┌─ Available records

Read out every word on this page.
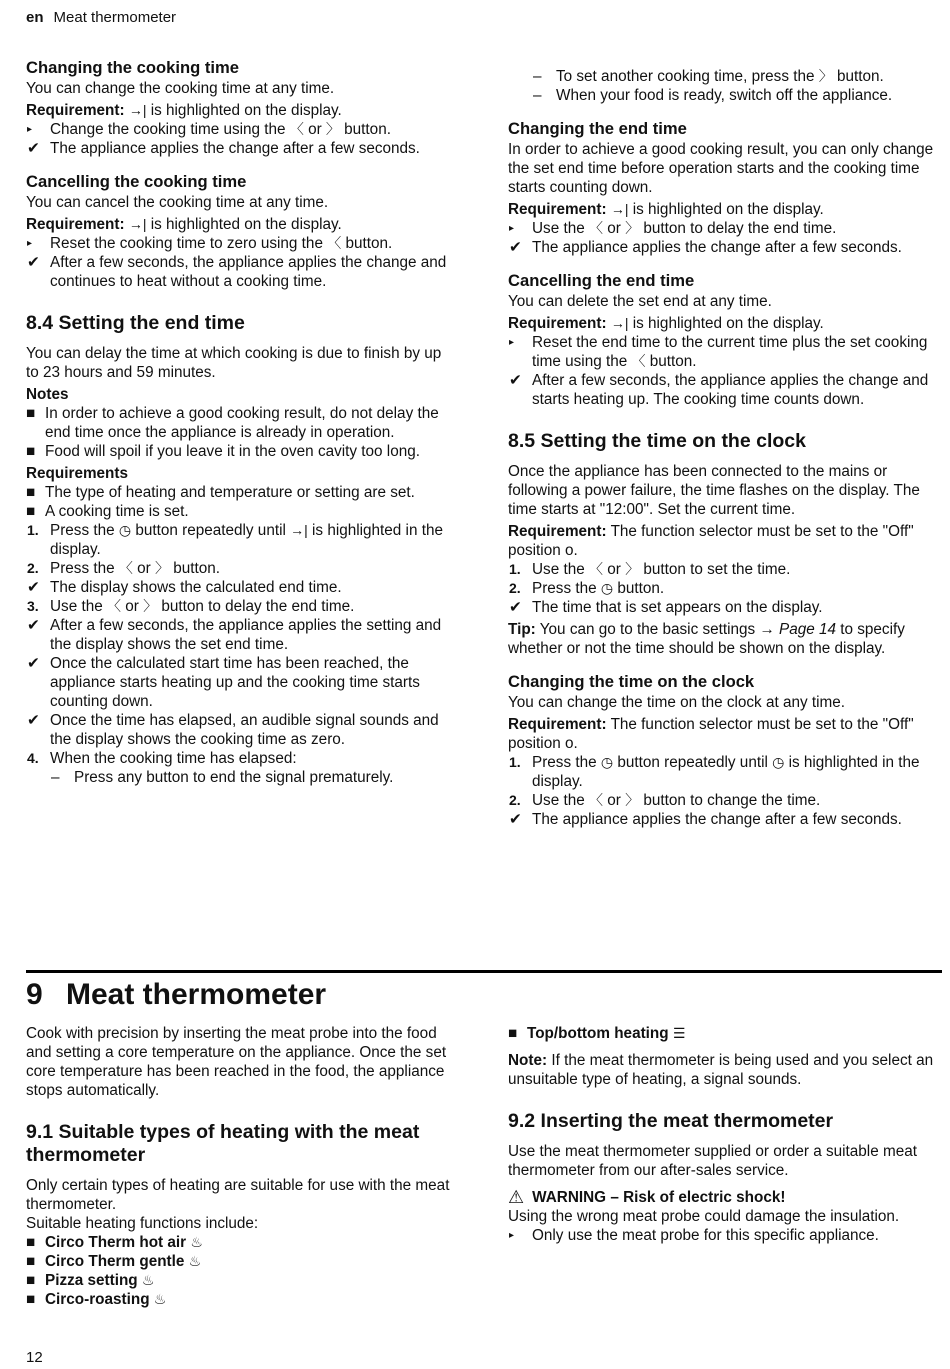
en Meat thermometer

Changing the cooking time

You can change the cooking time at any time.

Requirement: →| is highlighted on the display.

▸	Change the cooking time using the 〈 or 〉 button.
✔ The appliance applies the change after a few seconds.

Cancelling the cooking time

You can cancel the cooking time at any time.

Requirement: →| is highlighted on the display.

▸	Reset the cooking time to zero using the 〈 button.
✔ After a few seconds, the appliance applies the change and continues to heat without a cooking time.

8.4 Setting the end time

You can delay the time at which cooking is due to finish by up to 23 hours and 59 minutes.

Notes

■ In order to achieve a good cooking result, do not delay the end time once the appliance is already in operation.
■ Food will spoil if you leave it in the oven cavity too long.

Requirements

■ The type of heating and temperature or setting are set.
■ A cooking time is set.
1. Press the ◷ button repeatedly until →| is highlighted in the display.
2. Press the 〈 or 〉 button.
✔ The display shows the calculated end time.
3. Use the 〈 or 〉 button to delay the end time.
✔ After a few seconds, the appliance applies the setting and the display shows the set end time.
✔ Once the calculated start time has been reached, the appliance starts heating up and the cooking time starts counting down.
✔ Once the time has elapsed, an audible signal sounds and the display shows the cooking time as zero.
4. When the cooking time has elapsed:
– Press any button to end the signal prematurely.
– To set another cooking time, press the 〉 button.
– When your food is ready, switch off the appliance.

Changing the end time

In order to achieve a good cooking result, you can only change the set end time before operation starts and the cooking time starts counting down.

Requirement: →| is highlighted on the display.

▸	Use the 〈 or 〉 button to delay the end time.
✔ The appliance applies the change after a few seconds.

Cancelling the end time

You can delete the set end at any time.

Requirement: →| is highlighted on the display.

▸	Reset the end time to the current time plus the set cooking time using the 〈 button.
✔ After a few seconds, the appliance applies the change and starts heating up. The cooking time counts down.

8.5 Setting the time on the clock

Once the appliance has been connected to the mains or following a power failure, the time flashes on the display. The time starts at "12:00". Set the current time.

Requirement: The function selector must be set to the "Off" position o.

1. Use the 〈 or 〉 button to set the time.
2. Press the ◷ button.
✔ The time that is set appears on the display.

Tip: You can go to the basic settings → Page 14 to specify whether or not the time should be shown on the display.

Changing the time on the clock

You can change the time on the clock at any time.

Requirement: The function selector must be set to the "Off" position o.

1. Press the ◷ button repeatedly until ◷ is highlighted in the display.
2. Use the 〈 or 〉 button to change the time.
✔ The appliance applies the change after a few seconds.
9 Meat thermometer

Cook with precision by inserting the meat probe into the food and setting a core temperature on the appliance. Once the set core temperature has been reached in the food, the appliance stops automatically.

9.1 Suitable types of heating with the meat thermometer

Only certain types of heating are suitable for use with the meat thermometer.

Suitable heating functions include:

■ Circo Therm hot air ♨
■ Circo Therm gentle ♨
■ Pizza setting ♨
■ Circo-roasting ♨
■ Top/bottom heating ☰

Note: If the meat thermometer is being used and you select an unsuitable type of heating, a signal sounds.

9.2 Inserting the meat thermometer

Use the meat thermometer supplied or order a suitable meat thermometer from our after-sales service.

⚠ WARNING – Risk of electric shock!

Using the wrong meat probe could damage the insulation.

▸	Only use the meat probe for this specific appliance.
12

└─
┌─ Available records

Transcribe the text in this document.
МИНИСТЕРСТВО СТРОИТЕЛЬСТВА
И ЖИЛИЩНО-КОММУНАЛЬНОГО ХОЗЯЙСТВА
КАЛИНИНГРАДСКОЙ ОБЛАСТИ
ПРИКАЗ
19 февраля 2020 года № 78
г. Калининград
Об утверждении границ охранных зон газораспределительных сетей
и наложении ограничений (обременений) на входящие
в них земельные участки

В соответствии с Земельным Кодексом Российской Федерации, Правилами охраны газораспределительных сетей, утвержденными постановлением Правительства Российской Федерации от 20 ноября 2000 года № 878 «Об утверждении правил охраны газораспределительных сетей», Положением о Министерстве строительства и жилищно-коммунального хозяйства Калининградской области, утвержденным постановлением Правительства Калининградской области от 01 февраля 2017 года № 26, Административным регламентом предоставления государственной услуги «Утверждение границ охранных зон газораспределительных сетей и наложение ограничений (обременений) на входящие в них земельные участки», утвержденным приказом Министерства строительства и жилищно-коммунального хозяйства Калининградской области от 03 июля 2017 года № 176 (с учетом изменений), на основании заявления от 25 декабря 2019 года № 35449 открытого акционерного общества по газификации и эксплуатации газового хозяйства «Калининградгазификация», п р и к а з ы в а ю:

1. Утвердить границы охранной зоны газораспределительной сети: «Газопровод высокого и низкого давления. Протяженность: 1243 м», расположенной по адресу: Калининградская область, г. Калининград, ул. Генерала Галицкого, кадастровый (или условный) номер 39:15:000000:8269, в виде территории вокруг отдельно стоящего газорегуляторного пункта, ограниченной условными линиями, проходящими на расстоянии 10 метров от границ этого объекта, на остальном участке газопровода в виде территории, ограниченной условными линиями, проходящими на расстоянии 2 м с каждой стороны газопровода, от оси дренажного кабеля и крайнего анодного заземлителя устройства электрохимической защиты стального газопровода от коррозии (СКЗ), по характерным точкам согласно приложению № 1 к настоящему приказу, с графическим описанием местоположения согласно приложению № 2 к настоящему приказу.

└─

§ Exercise directions: Identify which lines contain the word "elapsed" and copy each one.

§ In response:
✔ Once the time has elapsed, an audible signal sounds and the display shows the cooking time as zero.
4. When the cooking time has elapsed:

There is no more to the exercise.